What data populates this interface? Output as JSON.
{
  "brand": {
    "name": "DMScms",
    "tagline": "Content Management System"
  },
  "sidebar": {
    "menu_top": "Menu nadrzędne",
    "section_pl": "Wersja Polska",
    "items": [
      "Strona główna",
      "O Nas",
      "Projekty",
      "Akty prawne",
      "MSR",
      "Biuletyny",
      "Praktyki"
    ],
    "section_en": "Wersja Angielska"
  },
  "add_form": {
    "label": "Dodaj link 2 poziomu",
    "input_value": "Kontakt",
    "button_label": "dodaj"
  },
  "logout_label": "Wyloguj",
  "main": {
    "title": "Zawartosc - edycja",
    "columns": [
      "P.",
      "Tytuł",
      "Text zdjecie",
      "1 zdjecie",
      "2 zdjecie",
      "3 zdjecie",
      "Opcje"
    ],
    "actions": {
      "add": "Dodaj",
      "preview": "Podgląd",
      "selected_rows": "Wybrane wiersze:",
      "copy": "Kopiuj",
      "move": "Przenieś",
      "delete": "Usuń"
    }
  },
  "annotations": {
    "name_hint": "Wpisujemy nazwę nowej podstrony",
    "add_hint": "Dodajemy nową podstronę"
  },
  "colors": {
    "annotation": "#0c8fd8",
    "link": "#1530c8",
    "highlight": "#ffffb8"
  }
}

----

> Your objective:
Copy out every line of the listing that contains the string "link".

> Reply:
    "label": "Dodaj link 2 poziomu",
    "link": "#1530c8",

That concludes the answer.